> _Goal of the exercise_: From the entries below, gather every line containing the string "this".

> _Figure record listings_:
★ ★ ★

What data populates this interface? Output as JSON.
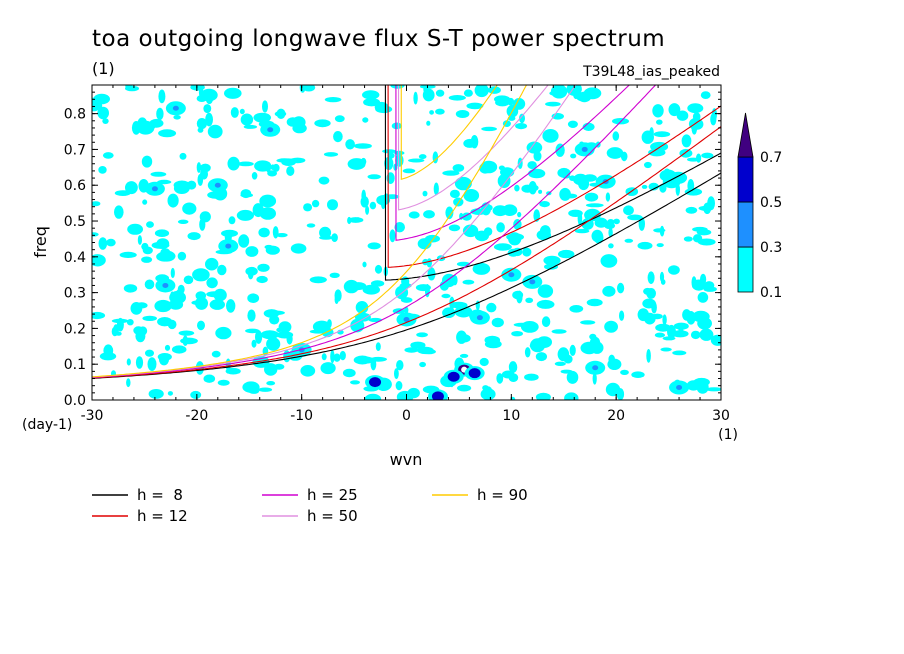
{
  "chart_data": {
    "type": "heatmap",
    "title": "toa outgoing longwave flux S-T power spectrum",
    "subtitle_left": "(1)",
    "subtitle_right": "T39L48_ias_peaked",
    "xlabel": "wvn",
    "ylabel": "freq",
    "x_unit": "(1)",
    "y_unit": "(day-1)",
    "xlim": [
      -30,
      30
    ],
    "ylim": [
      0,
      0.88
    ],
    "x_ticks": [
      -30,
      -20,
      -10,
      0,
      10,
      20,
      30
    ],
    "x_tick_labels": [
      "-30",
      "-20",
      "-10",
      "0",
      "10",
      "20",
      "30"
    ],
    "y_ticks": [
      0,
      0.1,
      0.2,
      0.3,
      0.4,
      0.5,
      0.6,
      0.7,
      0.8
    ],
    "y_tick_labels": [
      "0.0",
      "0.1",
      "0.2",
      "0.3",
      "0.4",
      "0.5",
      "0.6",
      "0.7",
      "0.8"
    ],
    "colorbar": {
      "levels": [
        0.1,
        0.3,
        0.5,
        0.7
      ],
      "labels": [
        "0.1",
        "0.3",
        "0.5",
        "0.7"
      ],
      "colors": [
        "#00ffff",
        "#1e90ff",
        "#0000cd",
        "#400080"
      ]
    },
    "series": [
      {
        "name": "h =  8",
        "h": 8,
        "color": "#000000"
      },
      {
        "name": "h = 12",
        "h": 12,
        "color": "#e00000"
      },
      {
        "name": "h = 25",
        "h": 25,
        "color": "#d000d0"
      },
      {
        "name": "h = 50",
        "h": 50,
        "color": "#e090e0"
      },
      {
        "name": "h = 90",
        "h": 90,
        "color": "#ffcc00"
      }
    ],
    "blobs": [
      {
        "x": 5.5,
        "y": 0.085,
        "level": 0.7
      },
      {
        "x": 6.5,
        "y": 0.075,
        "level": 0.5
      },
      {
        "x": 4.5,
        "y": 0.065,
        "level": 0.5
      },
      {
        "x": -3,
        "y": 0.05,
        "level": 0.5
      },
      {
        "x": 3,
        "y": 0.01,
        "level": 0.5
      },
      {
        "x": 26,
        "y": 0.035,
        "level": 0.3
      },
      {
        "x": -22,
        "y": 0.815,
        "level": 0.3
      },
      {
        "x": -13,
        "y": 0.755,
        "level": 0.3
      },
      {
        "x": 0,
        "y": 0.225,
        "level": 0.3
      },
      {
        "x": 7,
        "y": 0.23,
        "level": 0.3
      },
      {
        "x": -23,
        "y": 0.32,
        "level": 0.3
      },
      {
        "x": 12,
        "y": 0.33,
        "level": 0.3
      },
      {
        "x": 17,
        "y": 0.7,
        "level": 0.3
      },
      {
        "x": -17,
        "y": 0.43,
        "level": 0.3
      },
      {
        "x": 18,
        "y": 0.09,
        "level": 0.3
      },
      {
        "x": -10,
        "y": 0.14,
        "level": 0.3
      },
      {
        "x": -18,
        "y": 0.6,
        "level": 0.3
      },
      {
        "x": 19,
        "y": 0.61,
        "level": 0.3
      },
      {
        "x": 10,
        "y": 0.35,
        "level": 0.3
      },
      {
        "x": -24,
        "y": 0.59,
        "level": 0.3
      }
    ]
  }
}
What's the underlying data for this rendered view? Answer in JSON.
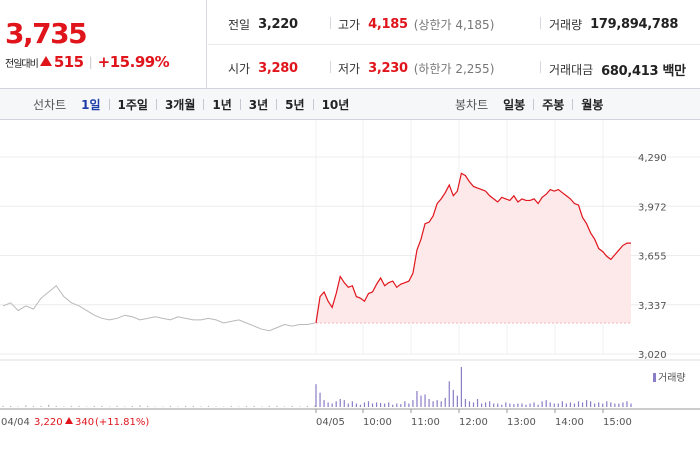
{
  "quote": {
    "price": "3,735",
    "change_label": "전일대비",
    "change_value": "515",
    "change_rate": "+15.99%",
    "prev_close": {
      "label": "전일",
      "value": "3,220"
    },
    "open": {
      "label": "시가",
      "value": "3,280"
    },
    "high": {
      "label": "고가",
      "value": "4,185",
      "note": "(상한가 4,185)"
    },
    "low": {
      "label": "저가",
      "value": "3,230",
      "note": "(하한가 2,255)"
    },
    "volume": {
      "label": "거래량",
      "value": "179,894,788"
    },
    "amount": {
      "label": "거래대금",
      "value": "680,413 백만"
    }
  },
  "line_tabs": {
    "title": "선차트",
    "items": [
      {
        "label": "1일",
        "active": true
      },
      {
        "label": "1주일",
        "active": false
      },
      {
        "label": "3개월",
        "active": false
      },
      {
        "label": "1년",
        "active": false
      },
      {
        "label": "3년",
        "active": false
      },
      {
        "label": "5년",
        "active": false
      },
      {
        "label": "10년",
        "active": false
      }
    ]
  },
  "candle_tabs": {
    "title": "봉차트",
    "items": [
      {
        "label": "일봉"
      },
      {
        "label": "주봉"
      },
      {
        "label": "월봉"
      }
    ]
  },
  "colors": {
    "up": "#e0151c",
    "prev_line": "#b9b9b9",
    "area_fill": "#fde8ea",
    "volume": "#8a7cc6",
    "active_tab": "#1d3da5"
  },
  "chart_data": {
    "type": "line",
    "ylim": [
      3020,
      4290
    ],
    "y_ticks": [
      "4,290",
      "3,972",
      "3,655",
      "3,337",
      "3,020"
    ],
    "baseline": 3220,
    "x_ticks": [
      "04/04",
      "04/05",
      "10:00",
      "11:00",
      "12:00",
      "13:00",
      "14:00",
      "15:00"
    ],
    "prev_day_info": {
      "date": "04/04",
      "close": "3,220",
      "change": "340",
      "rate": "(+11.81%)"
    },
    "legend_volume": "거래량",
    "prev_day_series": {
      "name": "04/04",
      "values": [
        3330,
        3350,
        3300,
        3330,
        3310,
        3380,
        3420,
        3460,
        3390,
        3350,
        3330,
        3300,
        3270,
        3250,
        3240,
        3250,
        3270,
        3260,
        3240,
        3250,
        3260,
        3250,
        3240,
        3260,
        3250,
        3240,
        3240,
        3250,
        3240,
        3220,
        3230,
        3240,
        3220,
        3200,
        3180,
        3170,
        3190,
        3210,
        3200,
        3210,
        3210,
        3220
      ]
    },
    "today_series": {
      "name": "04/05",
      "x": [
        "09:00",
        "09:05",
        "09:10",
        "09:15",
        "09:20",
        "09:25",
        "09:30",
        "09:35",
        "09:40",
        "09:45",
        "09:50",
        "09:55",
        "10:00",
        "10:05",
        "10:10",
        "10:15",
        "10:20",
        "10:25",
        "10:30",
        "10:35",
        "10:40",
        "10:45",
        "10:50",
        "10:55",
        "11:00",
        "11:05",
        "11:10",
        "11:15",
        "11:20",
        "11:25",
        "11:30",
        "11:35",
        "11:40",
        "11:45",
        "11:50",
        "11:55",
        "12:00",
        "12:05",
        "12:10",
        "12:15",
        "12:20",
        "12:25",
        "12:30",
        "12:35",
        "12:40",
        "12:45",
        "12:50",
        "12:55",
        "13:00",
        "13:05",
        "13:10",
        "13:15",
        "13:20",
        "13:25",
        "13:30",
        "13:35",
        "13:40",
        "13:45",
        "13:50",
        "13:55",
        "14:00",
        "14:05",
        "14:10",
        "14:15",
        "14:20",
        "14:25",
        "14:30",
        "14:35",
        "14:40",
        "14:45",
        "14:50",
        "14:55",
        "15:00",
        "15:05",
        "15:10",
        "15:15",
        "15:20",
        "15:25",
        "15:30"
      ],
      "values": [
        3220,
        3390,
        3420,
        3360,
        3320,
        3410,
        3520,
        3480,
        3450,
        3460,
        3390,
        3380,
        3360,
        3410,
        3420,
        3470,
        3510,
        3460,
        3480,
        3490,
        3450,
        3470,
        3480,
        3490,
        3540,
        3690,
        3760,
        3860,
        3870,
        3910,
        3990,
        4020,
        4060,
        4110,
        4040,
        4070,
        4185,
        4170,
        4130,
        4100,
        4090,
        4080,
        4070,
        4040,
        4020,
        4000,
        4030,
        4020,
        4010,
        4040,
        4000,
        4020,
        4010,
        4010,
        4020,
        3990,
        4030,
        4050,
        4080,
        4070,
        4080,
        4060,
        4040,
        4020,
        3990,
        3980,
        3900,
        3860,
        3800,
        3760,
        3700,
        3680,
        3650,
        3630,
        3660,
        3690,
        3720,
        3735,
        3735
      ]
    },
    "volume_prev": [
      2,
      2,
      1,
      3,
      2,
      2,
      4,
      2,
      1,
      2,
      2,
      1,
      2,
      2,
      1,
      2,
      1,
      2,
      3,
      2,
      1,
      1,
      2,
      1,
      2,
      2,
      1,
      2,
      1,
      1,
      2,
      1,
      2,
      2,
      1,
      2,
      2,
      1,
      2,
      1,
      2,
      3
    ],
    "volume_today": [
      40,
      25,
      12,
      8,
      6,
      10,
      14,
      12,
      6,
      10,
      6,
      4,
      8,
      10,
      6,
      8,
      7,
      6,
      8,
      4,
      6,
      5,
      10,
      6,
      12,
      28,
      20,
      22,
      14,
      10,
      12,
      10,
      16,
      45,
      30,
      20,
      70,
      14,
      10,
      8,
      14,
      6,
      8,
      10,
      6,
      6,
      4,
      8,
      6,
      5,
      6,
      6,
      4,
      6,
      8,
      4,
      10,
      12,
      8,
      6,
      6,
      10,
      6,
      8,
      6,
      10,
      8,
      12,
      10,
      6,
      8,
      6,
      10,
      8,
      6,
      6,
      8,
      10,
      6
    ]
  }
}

★ ★ ★

> _Exercise output_:
What data populates this interface? Output as JSON.
What's the underlying data for this rendered view? Answer in JSON.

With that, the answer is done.